## Required work
Of the lines in the entries, how many hold the word "esetén"? Give that number alone.

## Items
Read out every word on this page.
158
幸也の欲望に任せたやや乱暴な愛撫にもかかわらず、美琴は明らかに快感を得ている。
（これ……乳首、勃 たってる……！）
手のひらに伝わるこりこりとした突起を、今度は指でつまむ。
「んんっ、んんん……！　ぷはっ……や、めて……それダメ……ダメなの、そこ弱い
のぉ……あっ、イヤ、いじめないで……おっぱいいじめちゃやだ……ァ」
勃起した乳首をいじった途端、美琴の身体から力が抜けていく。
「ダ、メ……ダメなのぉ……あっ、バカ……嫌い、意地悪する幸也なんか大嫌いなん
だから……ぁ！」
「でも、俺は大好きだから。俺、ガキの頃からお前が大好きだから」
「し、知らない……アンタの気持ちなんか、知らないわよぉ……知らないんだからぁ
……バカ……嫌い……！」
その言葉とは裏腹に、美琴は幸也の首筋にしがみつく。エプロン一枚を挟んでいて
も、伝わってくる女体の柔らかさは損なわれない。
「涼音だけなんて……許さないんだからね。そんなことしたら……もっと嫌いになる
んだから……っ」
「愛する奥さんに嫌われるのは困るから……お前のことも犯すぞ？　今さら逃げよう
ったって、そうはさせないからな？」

* * *

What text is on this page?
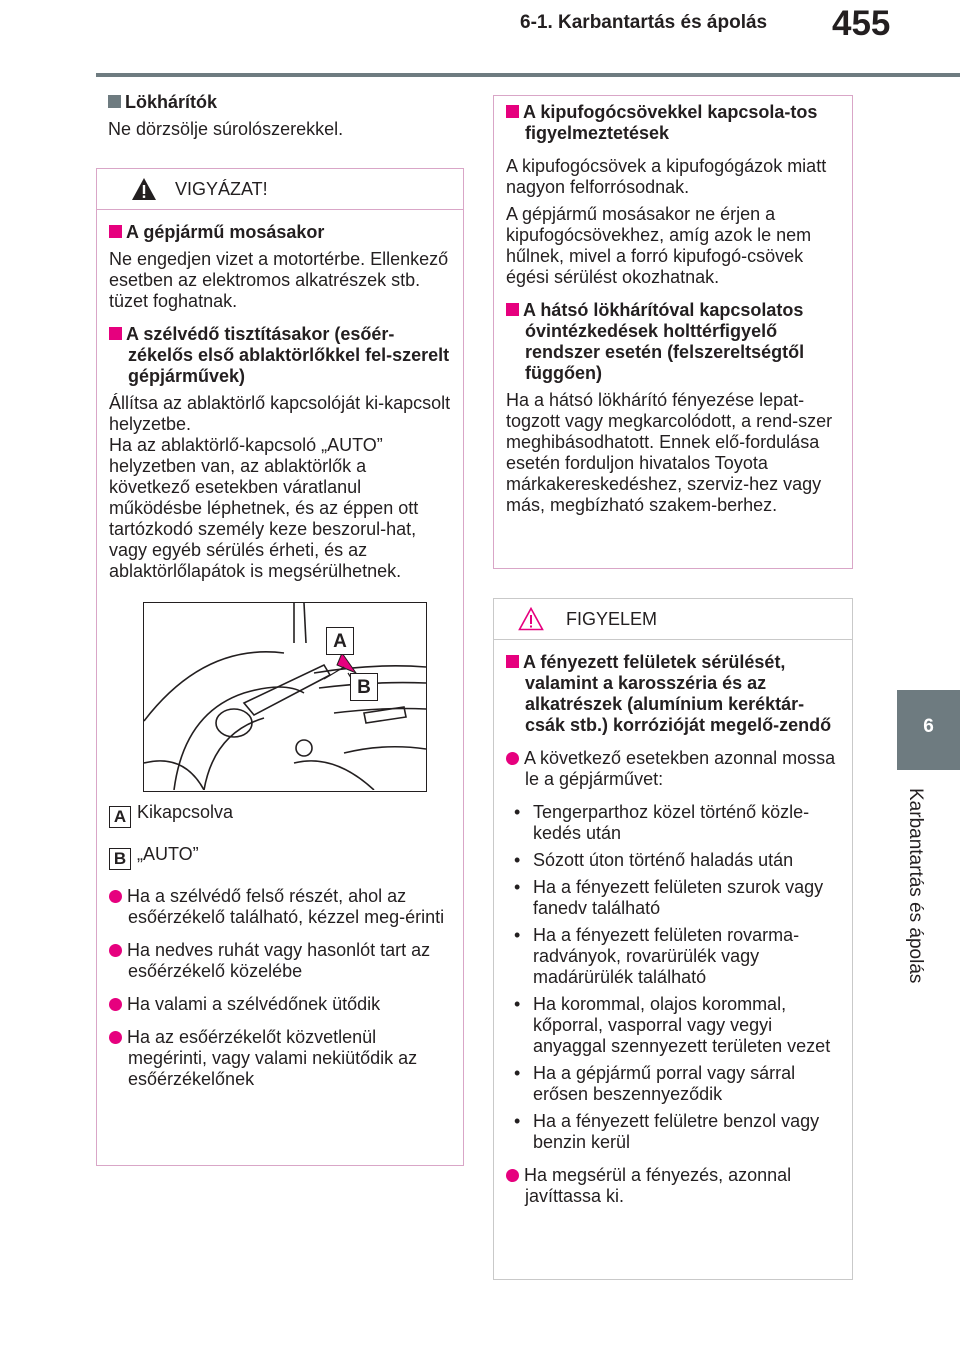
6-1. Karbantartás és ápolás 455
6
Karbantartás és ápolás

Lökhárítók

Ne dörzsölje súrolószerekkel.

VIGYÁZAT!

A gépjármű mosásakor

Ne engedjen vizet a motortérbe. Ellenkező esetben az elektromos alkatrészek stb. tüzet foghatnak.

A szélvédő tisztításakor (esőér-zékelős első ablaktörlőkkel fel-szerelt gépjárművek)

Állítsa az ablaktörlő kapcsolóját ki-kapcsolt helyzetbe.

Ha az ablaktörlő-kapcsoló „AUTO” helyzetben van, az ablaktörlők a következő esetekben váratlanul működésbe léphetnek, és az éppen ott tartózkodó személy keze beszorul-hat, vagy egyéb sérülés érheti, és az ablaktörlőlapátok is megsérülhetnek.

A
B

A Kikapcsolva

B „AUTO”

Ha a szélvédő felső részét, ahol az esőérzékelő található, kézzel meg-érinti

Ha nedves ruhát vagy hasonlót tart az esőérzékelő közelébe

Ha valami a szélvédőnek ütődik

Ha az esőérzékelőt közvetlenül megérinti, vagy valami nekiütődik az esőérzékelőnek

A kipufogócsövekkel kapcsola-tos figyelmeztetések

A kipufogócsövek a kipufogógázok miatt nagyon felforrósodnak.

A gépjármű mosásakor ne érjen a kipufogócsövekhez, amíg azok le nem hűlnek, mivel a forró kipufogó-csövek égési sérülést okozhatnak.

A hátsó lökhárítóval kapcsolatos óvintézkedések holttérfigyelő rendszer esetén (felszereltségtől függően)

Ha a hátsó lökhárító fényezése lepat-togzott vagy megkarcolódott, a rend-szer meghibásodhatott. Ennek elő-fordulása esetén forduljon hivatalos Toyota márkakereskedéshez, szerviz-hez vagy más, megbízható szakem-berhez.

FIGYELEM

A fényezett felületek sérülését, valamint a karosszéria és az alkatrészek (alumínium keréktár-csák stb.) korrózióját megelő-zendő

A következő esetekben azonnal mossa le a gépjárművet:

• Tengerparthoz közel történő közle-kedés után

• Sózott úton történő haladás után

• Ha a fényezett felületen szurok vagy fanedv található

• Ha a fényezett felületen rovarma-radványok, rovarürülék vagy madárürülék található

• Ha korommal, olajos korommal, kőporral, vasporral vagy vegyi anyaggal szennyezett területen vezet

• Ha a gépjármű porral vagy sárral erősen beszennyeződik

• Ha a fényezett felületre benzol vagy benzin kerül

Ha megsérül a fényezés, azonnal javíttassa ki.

## The output
2